--- Problem ---
Return the full material exactly.

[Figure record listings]
-=-=-
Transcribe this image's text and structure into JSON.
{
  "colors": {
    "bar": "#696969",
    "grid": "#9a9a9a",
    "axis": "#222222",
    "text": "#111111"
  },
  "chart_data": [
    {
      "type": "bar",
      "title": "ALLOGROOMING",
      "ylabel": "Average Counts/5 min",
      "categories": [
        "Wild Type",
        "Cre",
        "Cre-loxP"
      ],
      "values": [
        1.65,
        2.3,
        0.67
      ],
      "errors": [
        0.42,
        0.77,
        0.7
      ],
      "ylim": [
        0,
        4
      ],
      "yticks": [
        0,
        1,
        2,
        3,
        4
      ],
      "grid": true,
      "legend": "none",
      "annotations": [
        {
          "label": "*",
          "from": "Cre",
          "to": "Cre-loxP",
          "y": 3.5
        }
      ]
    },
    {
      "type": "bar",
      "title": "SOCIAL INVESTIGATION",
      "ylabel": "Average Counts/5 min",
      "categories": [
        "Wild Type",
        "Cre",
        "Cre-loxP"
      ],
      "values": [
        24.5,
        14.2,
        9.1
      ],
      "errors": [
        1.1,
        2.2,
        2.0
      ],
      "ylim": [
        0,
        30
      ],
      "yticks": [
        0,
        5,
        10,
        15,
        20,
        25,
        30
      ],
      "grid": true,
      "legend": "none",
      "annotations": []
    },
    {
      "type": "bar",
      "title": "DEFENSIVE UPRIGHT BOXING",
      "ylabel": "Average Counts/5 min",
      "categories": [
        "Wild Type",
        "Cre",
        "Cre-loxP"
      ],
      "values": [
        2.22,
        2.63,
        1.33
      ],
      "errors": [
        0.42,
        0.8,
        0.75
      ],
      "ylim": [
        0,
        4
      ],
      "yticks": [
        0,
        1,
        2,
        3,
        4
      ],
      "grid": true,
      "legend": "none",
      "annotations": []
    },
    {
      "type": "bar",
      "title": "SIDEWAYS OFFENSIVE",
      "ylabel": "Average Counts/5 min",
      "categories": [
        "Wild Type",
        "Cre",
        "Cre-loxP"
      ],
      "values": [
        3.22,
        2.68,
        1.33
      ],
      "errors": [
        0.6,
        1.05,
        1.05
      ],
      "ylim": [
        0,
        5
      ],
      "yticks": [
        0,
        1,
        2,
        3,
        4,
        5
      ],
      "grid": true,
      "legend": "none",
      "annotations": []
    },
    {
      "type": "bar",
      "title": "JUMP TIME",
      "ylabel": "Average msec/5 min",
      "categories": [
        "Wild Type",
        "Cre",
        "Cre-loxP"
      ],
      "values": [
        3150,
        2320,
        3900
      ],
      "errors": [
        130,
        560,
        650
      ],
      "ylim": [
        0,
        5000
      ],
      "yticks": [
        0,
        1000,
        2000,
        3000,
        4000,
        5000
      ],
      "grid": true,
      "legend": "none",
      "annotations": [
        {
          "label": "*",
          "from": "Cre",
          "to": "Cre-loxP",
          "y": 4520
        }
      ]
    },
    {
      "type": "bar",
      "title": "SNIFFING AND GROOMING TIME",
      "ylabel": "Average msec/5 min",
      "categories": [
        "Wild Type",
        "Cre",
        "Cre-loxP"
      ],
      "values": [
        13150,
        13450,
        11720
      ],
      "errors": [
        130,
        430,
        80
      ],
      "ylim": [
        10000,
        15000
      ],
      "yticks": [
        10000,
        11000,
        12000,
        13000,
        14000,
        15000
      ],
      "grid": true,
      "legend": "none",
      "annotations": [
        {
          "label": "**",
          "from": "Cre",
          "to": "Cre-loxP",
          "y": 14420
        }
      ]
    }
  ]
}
-=-=-
--- Result ---
Transcribe this image's text and structure into JSON.
{
  "colors": {
    "bar": "#696969",
    "grid": "#9a9a9a",
    "axis": "#222222",
    "text": "#111111"
  },
  "chart_data": [
    {
      "type": "bar",
      "title": "ALLOGROOMING",
      "ylabel": "Average Counts/5 min",
      "categories": [
        "Wild Type",
        "Cre",
        "Cre-loxP"
      ],
      "values": [
        1.65,
        2.3,
        0.67
      ],
      "errors": [
        0.42,
        0.77,
        0.7
      ],
      "ylim": [
        0,
        4
      ],
      "yticks": [
        0,
        1,
        2,
        3,
        4
      ],
      "grid": true,
      "legend": "none",
      "annotations": [
        {
          "label": "*",
          "from": "Cre",
          "to": "Cre-loxP",
          "y": 3.5
        }
      ]
    },
    {
      "type": "bar",
      "title": "SOCIAL INVESTIGATION",
      "ylabel": "Average Counts/5 min",
      "categories": [
        "Wild Type",
        "Cre",
        "Cre-loxP"
      ],
      "values": [
        24.5,
        14.2,
        9.1
      ],
      "errors": [
        1.1,
        2.2,
        2.0
      ],
      "ylim": [
        0,
        30
      ],
      "yticks": [
        0,
        5,
        10,
        15,
        20,
        25,
        30
      ],
      "grid": true,
      "legend": "none",
      "annotations": []
    },
    {
      "type": "bar",
      "title": "DEFENSIVE UPRIGHT BOXING",
      "ylabel": "Average Counts/5 min",
      "categories": [
        "Wild Type",
        "Cre",
        "Cre-loxP"
      ],
      "values": [
        2.22,
        2.63,
        1.33
      ],
      "errors": [
        0.42,
        0.8,
        0.75
      ],
      "ylim": [
        0,
        4
      ],
      "yticks": [
        0,
        1,
        2,
        3,
        4
      ],
      "grid": true,
      "legend": "none",
      "annotations": []
    },
    {
      "type": "bar",
      "title": "SIDEWAYS OFFENSIVE",
      "ylabel": "Average Counts/5 min",
      "categories": [
        "Wild Type",
        "Cre",
        "Cre-loxP"
      ],
      "values": [
        3.22,
        2.68,
        1.33
      ],
      "errors": [
        0.6,
        1.05,
        1.05
      ],
      "ylim": [
        0,
        5
      ],
      "yticks": [
        0,
        1,
        2,
        3,
        4,
        5
      ],
      "grid": true,
      "legend": "none",
      "annotations": []
    },
    {
      "type": "bar",
      "title": "JUMP TIME",
      "ylabel": "Average msec/5 min",
      "categories": [
        "Wild Type",
        "Cre",
        "Cre-loxP"
      ],
      "values": [
        3150,
        2320,
        3900
      ],
      "errors": [
        130,
        560,
        650
      ],
      "ylim": [
        0,
        5000
      ],
      "yticks": [
        0,
        1000,
        2000,
        3000,
        4000,
        5000
      ],
      "grid": true,
      "legend": "none",
      "annotations": [
        {
          "label": "*",
          "from": "Cre",
          "to": "Cre-loxP",
          "y": 4520
        }
      ]
    },
    {
      "type": "bar",
      "title": "SNIFFING AND GROOMING TIME",
      "ylabel": "Average msec/5 min",
      "categories": [
        "Wild Type",
        "Cre",
        "Cre-loxP"
      ],
      "values": [
        13150,
        13450,
        11720
      ],
      "errors": [
        130,
        430,
        80
      ],
      "ylim": [
        10000,
        15000
      ],
      "yticks": [
        10000,
        11000,
        12000,
        13000,
        14000,
        15000
      ],
      "grid": true,
      "legend": "none",
      "annotations": [
        {
          "label": "**",
          "from": "Cre",
          "to": "Cre-loxP",
          "y": 14420
        }
      ]
    }
  ]
}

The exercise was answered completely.